Collection entries

○ ○ ○ ○ ○

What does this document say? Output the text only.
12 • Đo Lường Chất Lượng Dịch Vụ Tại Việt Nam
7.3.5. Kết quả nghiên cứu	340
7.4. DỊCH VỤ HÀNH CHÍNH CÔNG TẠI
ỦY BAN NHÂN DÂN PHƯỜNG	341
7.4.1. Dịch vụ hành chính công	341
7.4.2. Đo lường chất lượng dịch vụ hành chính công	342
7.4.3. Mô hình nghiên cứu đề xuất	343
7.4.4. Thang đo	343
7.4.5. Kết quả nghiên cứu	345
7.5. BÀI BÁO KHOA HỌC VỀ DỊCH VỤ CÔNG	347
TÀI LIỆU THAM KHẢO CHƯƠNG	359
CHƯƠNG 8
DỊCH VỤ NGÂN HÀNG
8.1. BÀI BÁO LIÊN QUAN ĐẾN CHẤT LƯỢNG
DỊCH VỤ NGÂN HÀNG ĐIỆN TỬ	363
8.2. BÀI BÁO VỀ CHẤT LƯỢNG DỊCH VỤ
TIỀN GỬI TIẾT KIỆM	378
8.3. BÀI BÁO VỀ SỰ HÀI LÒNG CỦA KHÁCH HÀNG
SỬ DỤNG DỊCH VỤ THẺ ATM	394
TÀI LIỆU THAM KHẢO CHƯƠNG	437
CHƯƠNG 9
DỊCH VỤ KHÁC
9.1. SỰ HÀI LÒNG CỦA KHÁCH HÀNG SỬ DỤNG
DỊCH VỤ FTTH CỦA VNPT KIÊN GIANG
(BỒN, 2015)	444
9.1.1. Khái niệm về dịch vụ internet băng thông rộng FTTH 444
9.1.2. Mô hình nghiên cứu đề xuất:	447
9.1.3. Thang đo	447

○ ○ ○ ○ ○

# PROBLEM TO WORK ON
Retype the listing exactly, in full.

# REPLY TO THE EXERCISE
What does this document say? Output the text only.
12 • Đo Lường Chất Lượng Dịch Vụ Tại Việt Nam
7.3.5. Kết quả nghiên cứu	340
7.4. DỊCH VỤ HÀNH CHÍNH CÔNG TẠI
ỦY BAN NHÂN DÂN PHƯỜNG	341
7.4.1. Dịch vụ hành chính công	341
7.4.2. Đo lường chất lượng dịch vụ hành chính công	342
7.4.3. Mô hình nghiên cứu đề xuất	343
7.4.4. Thang đo	343
7.4.5. Kết quả nghiên cứu	345
7.5. BÀI BÁO KHOA HỌC VỀ DỊCH VỤ CÔNG	347
TÀI LIỆU THAM KHẢO CHƯƠNG	359
CHƯƠNG 8
DỊCH VỤ NGÂN HÀNG
8.1. BÀI BÁO LIÊN QUAN ĐẾN CHẤT LƯỢNG
DỊCH VỤ NGÂN HÀNG ĐIỆN TỬ	363
8.2. BÀI BÁO VỀ CHẤT LƯỢNG DỊCH VỤ
TIỀN GỬI TIẾT KIỆM	378
8.3. BÀI BÁO VỀ SỰ HÀI LÒNG CỦA KHÁCH HÀNG
SỬ DỤNG DỊCH VỤ THẺ ATM	394
TÀI LIỆU THAM KHẢO CHƯƠNG	437
CHƯƠNG 9
DỊCH VỤ KHÁC
9.1. SỰ HÀI LÒNG CỦA KHÁCH HÀNG SỬ DỤNG
DỊCH VỤ FTTH CỦA VNPT KIÊN GIANG
(BỒN, 2015)	444
9.1.1. Khái niệm về dịch vụ internet băng thông rộng FTTH 444
9.1.2. Mô hình nghiên cứu đề xuất:	447
9.1.3. Thang đo	447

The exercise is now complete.